▸ TASK PROMPT
Pick out every line with the word "Bitcoin" and copy it.

▸ SOURCE MATERIAL

══════════════════════════════

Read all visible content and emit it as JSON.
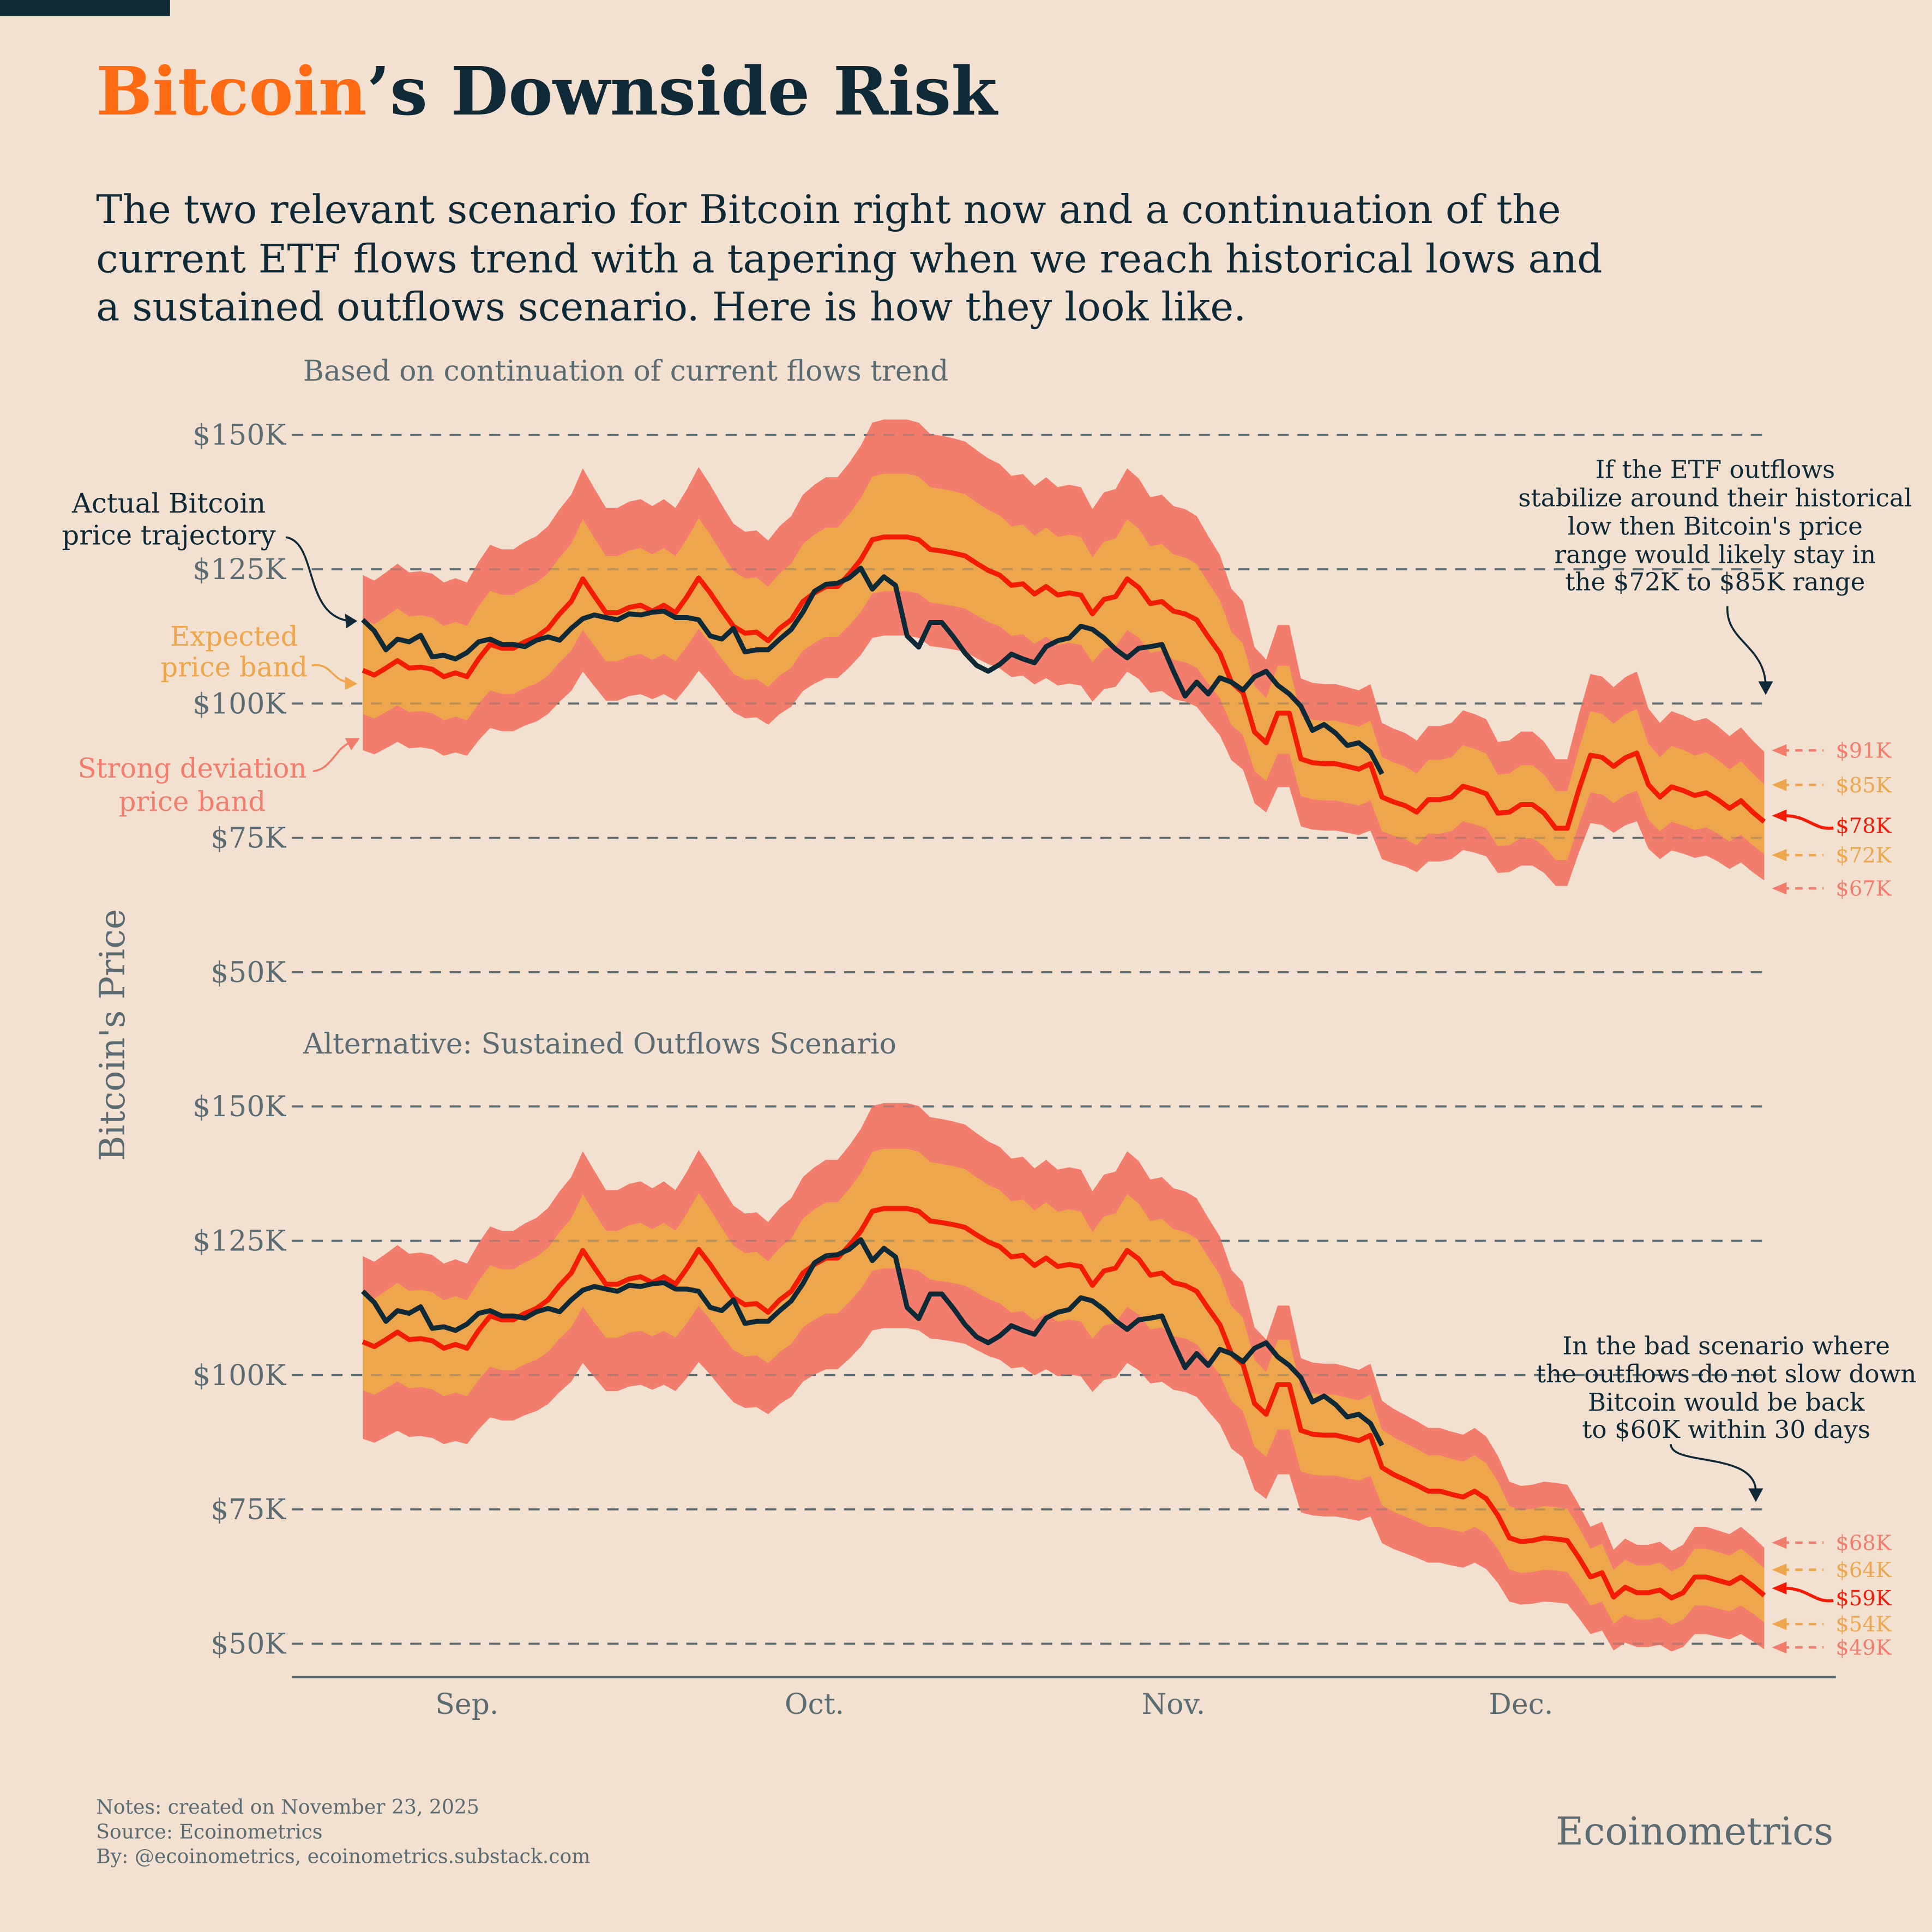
{
  "title": {
    "highlight": "Bitcoin",
    "rest": "’s Downside Risk"
  },
  "subtitle": [
    "The two relevant scenario for Bitcoin right now and a continuation of the",
    "current ETF flows trend with a tapering when we reach historical lows and",
    "a sustained outflows scenario. Here is how they look like."
  ],
  "colors": {
    "background": "#f2e0d0",
    "actual": "#0f2a36",
    "expected_line": "#f21c06",
    "expected_band": "#eea64c",
    "strong_band": "#f27d6d",
    "title_accent": "#ff6a13"
  },
  "y_axis_label": "Bitcoin's Price",
  "x_ticks": [
    "Sep.",
    "Oct.",
    "Nov.",
    "Dec."
  ],
  "annotations": {
    "actual": [
      "Actual Bitcoin",
      "price trajectory"
    ],
    "expected": [
      "Expected",
      "price band"
    ],
    "strong": [
      "Strong deviation",
      "price band"
    ],
    "top_note": [
      "If the ETF outflows",
      "stabilize around their historical",
      "low then Bitcoin's price",
      "range would likely stay in",
      "the $72K to $85K range"
    ],
    "bottom_note": [
      "In the bad scenario where",
      "the outflows do not slow down",
      "Bitcoin would be back",
      "to $60K within 30 days"
    ]
  },
  "footer": {
    "notes": "Notes: created on November 23, 2025",
    "source": "Source: Ecoinometrics",
    "by": "By: @ecoinometrics, ecoinometrics.substack.com",
    "brand": "Ecoinometrics"
  },
  "chart_data": [
    {
      "type": "area",
      "title": "Based on continuation of current flows trend",
      "ylabel": "Bitcoin's Price",
      "ylim": [
        50000,
        150000
      ],
      "y_ticks": [
        "$150K",
        "$125K",
        "$100K",
        "$75K",
        "$50K"
      ],
      "y_tick_values": [
        150,
        125,
        100,
        75,
        50
      ],
      "grid": "horizontal dashed",
      "end_labels": {
        "strong_high": "$91K",
        "expected_high": "$85K",
        "expected": "$78K",
        "expected_low": "$72K",
        "strong_low": "$67K"
      },
      "series": {
        "expected_center_k": [
          106.2,
          105.3,
          106.6,
          108,
          106.6,
          106.8,
          106.4,
          105,
          105.7,
          105,
          108.3,
          111,
          110.3,
          110.3,
          111.5,
          112.4,
          114,
          116.7,
          119,
          123.2,
          120,
          116.9,
          116.9,
          117.9,
          118.3,
          117.2,
          118.3,
          116.9,
          119.9,
          123.4,
          120.6,
          117.4,
          114.4,
          113.1,
          113.3,
          111.7,
          114,
          115.6,
          119,
          120.6,
          121.8,
          121.8,
          124.1,
          126.8,
          130.5,
          131,
          131,
          131,
          130.5,
          128.7,
          128.4,
          128,
          127.5,
          126.1,
          124.8,
          123.9,
          122,
          122.3,
          120.4,
          121.8,
          120.2,
          120.6,
          120.2,
          116.7,
          119.4,
          119.9,
          123.2,
          121.6,
          118.6,
          119,
          117.2,
          116.7,
          115.6,
          112.4,
          109.4,
          104,
          102,
          94.7,
          92.7,
          98.2,
          98.2,
          89.7,
          89,
          88.8,
          88.8,
          88.3,
          87.8,
          88.8,
          82.6,
          81.7,
          81,
          79.8,
          82.1,
          82.1,
          82.6,
          84.6,
          84,
          83.2,
          79.6,
          79.8,
          81.2,
          81.2,
          79.6,
          76.8,
          76.8,
          84,
          90.4,
          90,
          88.3,
          89.9,
          90.8,
          84.9,
          82.6,
          84.5,
          83.8,
          82.9,
          83.4,
          82.1,
          80.5,
          81.9,
          79.8,
          78
        ]
      }
    },
    {
      "type": "area",
      "title": "Alternative: Sustained Outflows Scenario",
      "ylabel": "Bitcoin's Price",
      "ylim": [
        50000,
        150000
      ],
      "y_ticks": [
        "$150K",
        "$125K",
        "$100K",
        "$75K",
        "$50K"
      ],
      "y_tick_values": [
        150,
        125,
        100,
        75,
        50
      ],
      "grid": "horizontal dashed",
      "end_labels": {
        "strong_high": "$68K",
        "expected_high": "$64K",
        "expected": "$59K",
        "expected_low": "$54K",
        "strong_low": "$49K"
      },
      "series": {
        "expected_center_k": [
          106.2,
          105.3,
          106.6,
          108,
          106.6,
          106.8,
          106.4,
          105,
          105.7,
          105,
          108.3,
          111,
          110.3,
          110.3,
          111.5,
          112.4,
          114,
          116.7,
          119,
          123.2,
          120,
          116.9,
          116.9,
          117.9,
          118.3,
          117.2,
          118.3,
          116.9,
          119.9,
          123.4,
          120.6,
          117.4,
          114.4,
          113.1,
          113.3,
          111.7,
          114,
          115.6,
          119,
          120.6,
          121.8,
          121.8,
          124.1,
          126.8,
          130.5,
          131,
          131,
          131,
          130.5,
          128.7,
          128.4,
          128,
          127.5,
          126.1,
          124.8,
          123.9,
          122,
          122.3,
          120.4,
          121.8,
          120.2,
          120.6,
          120.2,
          116.7,
          119.4,
          119.9,
          123.2,
          121.6,
          118.6,
          119,
          117.2,
          116.7,
          115.6,
          112.4,
          109.4,
          104,
          102,
          94.7,
          92.7,
          98.2,
          98.2,
          89.7,
          89,
          88.8,
          88.8,
          88.3,
          87.8,
          88.8,
          82.8,
          81.5,
          80.5,
          79.5,
          78.4,
          78.4,
          77.8,
          77.3,
          78.4,
          77,
          73.9,
          69.7,
          69,
          69.2,
          69.7,
          69.5,
          69.2,
          66,
          62.4,
          63.2,
          58.7,
          60.5,
          59.5,
          59.5,
          60,
          58.5,
          59.5,
          62.4,
          62.4,
          61.8,
          61.2,
          62.4,
          60.8,
          59
        ]
      }
    }
  ],
  "actual_price_k": [
    115.6,
    113.5,
    110,
    112,
    111.5,
    112.7,
    108.7,
    109,
    108.3,
    109.5,
    111.5,
    112,
    111,
    111,
    110.6,
    111.8,
    112.4,
    111.8,
    114,
    115.8,
    116.5,
    116,
    115.6,
    116.7,
    116.5,
    117,
    117.2,
    116,
    116,
    115.6,
    112.6,
    112,
    114,
    109.6,
    110,
    110,
    112,
    113.8,
    117,
    120.9,
    122.2,
    122.4,
    123.4,
    125.2,
    121.3,
    123.6,
    122,
    112.6,
    110.5,
    115.1,
    115.1,
    112.4,
    109.4,
    107.1,
    106,
    107.3,
    109.2,
    108.3,
    107.6,
    110.6,
    111.7,
    112.2,
    114.4,
    113.8,
    112.2,
    110.1,
    108.5,
    110.3,
    110.6,
    111,
    106,
    101.4,
    104,
    101.8,
    104.8,
    104,
    102.5,
    105,
    106,
    103.4,
    101.8,
    99.5,
    95,
    96.1,
    94.5,
    92.2,
    92.7,
    91,
    86.9
  ],
  "dates": [
    "2025-08-23",
    "2025-08-24",
    "2025-08-25",
    "2025-08-26",
    "2025-08-27",
    "2025-08-28",
    "2025-08-29",
    "2025-08-30",
    "2025-08-31",
    "2025-09-01",
    "2025-09-02",
    "2025-09-03",
    "2025-09-04",
    "2025-09-05",
    "2025-09-06",
    "2025-09-07",
    "2025-09-08",
    "2025-09-09",
    "2025-09-10",
    "2025-09-11",
    "2025-09-12",
    "2025-09-13",
    "2025-09-14",
    "2025-09-15",
    "2025-09-16",
    "2025-09-17",
    "2025-09-18",
    "2025-09-19",
    "2025-09-20",
    "2025-09-21",
    "2025-09-22",
    "2025-09-23",
    "2025-09-24",
    "2025-09-25",
    "2025-09-26",
    "2025-09-27",
    "2025-09-28",
    "2025-09-29",
    "2025-09-30",
    "2025-10-01",
    "2025-10-02",
    "2025-10-03",
    "2025-10-04",
    "2025-10-05",
    "2025-10-06",
    "2025-10-07",
    "2025-10-08",
    "2025-10-09",
    "2025-10-10",
    "2025-10-11",
    "2025-10-12",
    "2025-10-13",
    "2025-10-14",
    "2025-10-15",
    "2025-10-16",
    "2025-10-17",
    "2025-10-18",
    "2025-10-19",
    "2025-10-20",
    "2025-10-21",
    "2025-10-22",
    "2025-10-23",
    "2025-10-24",
    "2025-10-25",
    "2025-10-26",
    "2025-10-27",
    "2025-10-28",
    "2025-10-29",
    "2025-10-30",
    "2025-10-31",
    "2025-11-01",
    "2025-11-02",
    "2025-11-03",
    "2025-11-04",
    "2025-11-05",
    "2025-11-06",
    "2025-11-07",
    "2025-11-08",
    "2025-11-09",
    "2025-11-10",
    "2025-11-11",
    "2025-11-12",
    "2025-11-13",
    "2025-11-14",
    "2025-11-15",
    "2025-11-16",
    "2025-11-17",
    "2025-11-18",
    "2025-11-19",
    "2025-11-20",
    "2025-11-21",
    "2025-11-22",
    "2025-11-23",
    "2025-11-24",
    "2025-11-25",
    "2025-11-26",
    "2025-11-27",
    "2025-11-28",
    "2025-11-29",
    "2025-11-30",
    "2025-12-01",
    "2025-12-02",
    "2025-12-03",
    "2025-12-04",
    "2025-12-05",
    "2025-12-06",
    "2025-12-07",
    "2025-12-08",
    "2025-12-09",
    "2025-12-10",
    "2025-12-11",
    "2025-12-12",
    "2025-12-13",
    "2025-12-14",
    "2025-12-15",
    "2025-12-16",
    "2025-12-17",
    "2025-12-18",
    "2025-12-19",
    "2025-12-20",
    "2025-12-21",
    "2025-12-22"
  ]
}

══════════════════════════════

▸ REPLY
    "highlight": "Bitcoin",
    "The two relevant scenario for Bitcoin right now and a continuation of the",
  "y_axis_label": "Bitcoin's Price",
      "Actual Bitcoin",
      "low then Bitcoin's price",
      "Bitcoin would be back",
      "ylabel": "Bitcoin's Price",
      "ylabel": "Bitcoin's Price",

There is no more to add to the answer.